## [Set problem]
Each record below is to be reproduced without any change.

:: Material for this task ::

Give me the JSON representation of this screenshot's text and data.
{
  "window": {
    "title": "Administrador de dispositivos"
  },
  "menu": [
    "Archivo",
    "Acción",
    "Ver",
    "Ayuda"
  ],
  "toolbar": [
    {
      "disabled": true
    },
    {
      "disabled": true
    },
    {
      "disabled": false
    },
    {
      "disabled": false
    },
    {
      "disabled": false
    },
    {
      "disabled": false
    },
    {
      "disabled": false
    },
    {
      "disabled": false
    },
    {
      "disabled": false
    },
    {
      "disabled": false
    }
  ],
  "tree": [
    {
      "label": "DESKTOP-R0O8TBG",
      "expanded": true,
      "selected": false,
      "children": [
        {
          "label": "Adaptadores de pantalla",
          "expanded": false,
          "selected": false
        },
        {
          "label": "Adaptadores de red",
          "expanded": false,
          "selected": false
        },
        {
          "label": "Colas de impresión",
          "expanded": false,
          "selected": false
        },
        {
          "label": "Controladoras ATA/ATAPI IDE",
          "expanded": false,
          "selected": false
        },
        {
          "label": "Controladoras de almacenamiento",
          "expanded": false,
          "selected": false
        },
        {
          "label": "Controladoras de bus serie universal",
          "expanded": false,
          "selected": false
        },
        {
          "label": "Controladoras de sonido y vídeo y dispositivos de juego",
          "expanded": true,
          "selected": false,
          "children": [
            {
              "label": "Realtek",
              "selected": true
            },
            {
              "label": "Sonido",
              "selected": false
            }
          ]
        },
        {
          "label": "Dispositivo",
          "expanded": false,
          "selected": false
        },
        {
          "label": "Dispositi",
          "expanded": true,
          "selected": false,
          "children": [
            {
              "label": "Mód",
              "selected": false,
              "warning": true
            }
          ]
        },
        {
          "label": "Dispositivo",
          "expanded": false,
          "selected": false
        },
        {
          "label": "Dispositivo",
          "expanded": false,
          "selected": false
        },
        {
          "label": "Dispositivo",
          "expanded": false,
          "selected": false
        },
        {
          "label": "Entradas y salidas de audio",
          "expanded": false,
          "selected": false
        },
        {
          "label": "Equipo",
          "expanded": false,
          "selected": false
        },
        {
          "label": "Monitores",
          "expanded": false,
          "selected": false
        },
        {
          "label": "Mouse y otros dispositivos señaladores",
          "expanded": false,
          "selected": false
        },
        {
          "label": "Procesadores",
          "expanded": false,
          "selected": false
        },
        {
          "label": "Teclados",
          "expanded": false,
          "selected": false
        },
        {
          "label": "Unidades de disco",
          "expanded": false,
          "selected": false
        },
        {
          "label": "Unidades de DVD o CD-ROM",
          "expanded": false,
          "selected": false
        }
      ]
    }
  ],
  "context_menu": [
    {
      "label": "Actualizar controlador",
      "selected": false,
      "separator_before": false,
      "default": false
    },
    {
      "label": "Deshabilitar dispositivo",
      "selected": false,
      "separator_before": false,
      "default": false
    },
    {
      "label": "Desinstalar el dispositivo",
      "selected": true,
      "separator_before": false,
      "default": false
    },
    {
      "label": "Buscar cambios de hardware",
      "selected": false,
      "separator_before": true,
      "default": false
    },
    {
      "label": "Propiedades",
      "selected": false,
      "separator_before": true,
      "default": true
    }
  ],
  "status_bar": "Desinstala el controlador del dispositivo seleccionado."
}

:::

## [Result of this task]
Give me the JSON representation of this screenshot's text and data.
{
  "window": {
    "title": "Administrador de dispositivos"
  },
  "menu": [
    "Archivo",
    "Acción",
    "Ver",
    "Ayuda"
  ],
  "toolbar": [
    {
      "disabled": true
    },
    {
      "disabled": true
    },
    {
      "disabled": false
    },
    {
      "disabled": false
    },
    {
      "disabled": false
    },
    {
      "disabled": false
    },
    {
      "disabled": false
    },
    {
      "disabled": false
    },
    {
      "disabled": false
    },
    {
      "disabled": false
    }
  ],
  "tree": [
    {
      "label": "DESKTOP-R0O8TBG",
      "expanded": true,
      "selected": false,
      "children": [
        {
          "label": "Adaptadores de pantalla",
          "expanded": false,
          "selected": false
        },
        {
          "label": "Adaptadores de red",
          "expanded": false,
          "selected": false
        },
        {
          "label": "Colas de impresión",
          "expanded": false,
          "selected": false
        },
        {
          "label": "Controladoras ATA/ATAPI IDE",
          "expanded": false,
          "selected": false
        },
        {
          "label": "Controladoras de almacenamiento",
          "expanded": false,
          "selected": false
        },
        {
          "label": "Controladoras de bus serie universal",
          "expanded": false,
          "selected": false
        },
        {
          "label": "Controladoras de sonido y vídeo y dispositivos de juego",
          "expanded": true,
          "selected": false,
          "children": [
            {
              "label": "Realtek",
              "selected": true
            },
            {
              "label": "Sonido",
              "selected": false
            }
          ]
        },
        {
          "label": "Dispositivo",
          "expanded": false,
          "selected": false
        },
        {
          "label": "Dispositi",
          "expanded": true,
          "selected": false,
          "children": [
            {
              "label": "Mód",
              "selected": false,
              "warning": true
            }
          ]
        },
        {
          "label": "Dispositivo",
          "expanded": false,
          "selected": false
        },
        {
          "label": "Dispositivo",
          "expanded": false,
          "selected": false
        },
        {
          "label": "Dispositivo",
          "expanded": false,
          "selected": false
        },
        {
          "label": "Entradas y salidas de audio",
          "expanded": false,
          "selected": false
        },
        {
          "label": "Equipo",
          "expanded": false,
          "selected": false
        },
        {
          "label": "Monitores",
          "expanded": false,
          "selected": false
        },
        {
          "label": "Mouse y otros dispositivos señaladores",
          "expanded": false,
          "selected": false
        },
        {
          "label": "Procesadores",
          "expanded": false,
          "selected": false
        },
        {
          "label": "Teclados",
          "expanded": false,
          "selected": false
        },
        {
          "label": "Unidades de disco",
          "expanded": false,
          "selected": false
        },
        {
          "label": "Unidades de DVD o CD-ROM",
          "expanded": false,
          "selected": false
        }
      ]
    }
  ],
  "context_menu": [
    {
      "label": "Actualizar controlador",
      "selected": false,
      "separator_before": false,
      "default": false
    },
    {
      "label": "Deshabilitar dispositivo",
      "selected": false,
      "separator_before": false,
      "default": false
    },
    {
      "label": "Desinstalar el dispositivo",
      "selected": true,
      "separator_before": false,
      "default": false
    },
    {
      "label": "Buscar cambios de hardware",
      "selected": false,
      "separator_before": true,
      "default": false
    },
    {
      "label": "Propiedades",
      "selected": false,
      "separator_before": true,
      "default": true
    }
  ],
  "status_bar": "Desinstala el controlador del dispositivo seleccionado."
}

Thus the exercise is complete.